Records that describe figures
* BEGIN *

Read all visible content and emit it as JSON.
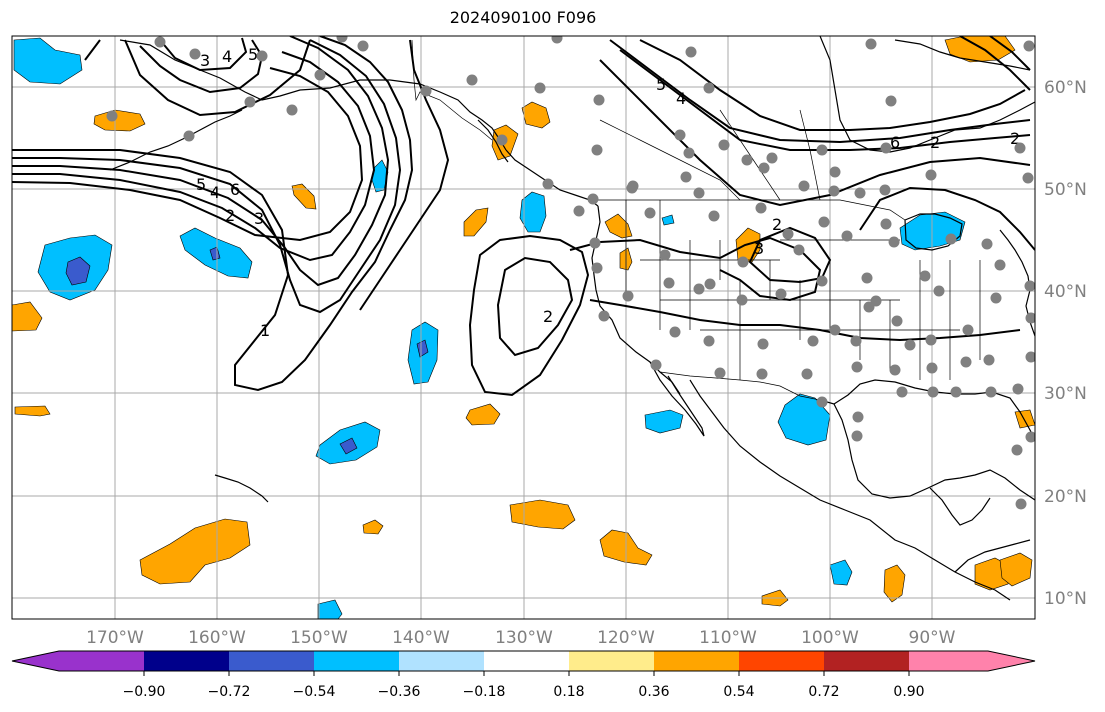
{
  "title": "2024090100 F096",
  "lon_labels": [
    "170°W",
    "160°W",
    "150°W",
    "140°W",
    "130°W",
    "120°W",
    "110°W",
    "100°W",
    "90°W"
  ],
  "lat_labels": [
    "60°N",
    "50°N",
    "40°N",
    "30°N",
    "20°N",
    "10°N"
  ],
  "colorbar": {
    "tick_labels": [
      "−0.90",
      "−0.72",
      "−0.54",
      "−0.36",
      "−0.18",
      "0.18",
      "0.36",
      "0.54",
      "0.72",
      "0.90"
    ],
    "colors": [
      "#9932cc",
      "#00008b",
      "#3a5bcd",
      "#00bfff",
      "#b0e2ff",
      "#ffffff",
      "#ffec8b",
      "#ffa500",
      "#ff4500",
      "#b22222",
      "#ff82ab"
    ]
  },
  "contour_labels": [
    "5",
    "4",
    "3",
    "4",
    "6",
    "5",
    "2",
    "5",
    "4",
    "6",
    "2",
    "3",
    "1",
    "2",
    "2",
    "3",
    "2"
  ],
  "colors": {
    "blue_anomaly": "#00bfff",
    "dark_blue_anomaly": "#3a5bcd",
    "orange_anomaly": "#ffa500",
    "station_dot": "#808080",
    "grid": "#a9a9a9"
  }
}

* END *

- REQUIRED WORK
Strip the images and reproduce the remaining records precisely.

- RESPONSE TO THIS EXERCISE
Read all visible content and emit it as JSON.
{
  "title": "2024090100 F096",
  "lon_labels": [
    "170°W",
    "160°W",
    "150°W",
    "140°W",
    "130°W",
    "120°W",
    "110°W",
    "100°W",
    "90°W"
  ],
  "lat_labels": [
    "60°N",
    "50°N",
    "40°N",
    "30°N",
    "20°N",
    "10°N"
  ],
  "colorbar": {
    "tick_labels": [
      "−0.90",
      "−0.72",
      "−0.54",
      "−0.36",
      "−0.18",
      "0.18",
      "0.36",
      "0.54",
      "0.72",
      "0.90"
    ],
    "colors": [
      "#9932cc",
      "#00008b",
      "#3a5bcd",
      "#00bfff",
      "#b0e2ff",
      "#ffffff",
      "#ffec8b",
      "#ffa500",
      "#ff4500",
      "#b22222",
      "#ff82ab"
    ]
  },
  "contour_labels": [
    "5",
    "4",
    "3",
    "4",
    "6",
    "5",
    "2",
    "5",
    "4",
    "6",
    "2",
    "3",
    "1",
    "2",
    "2",
    "3",
    "2"
  ],
  "colors": {
    "blue_anomaly": "#00bfff",
    "dark_blue_anomaly": "#3a5bcd",
    "orange_anomaly": "#ffa500",
    "station_dot": "#808080",
    "grid": "#a9a9a9"
  }
}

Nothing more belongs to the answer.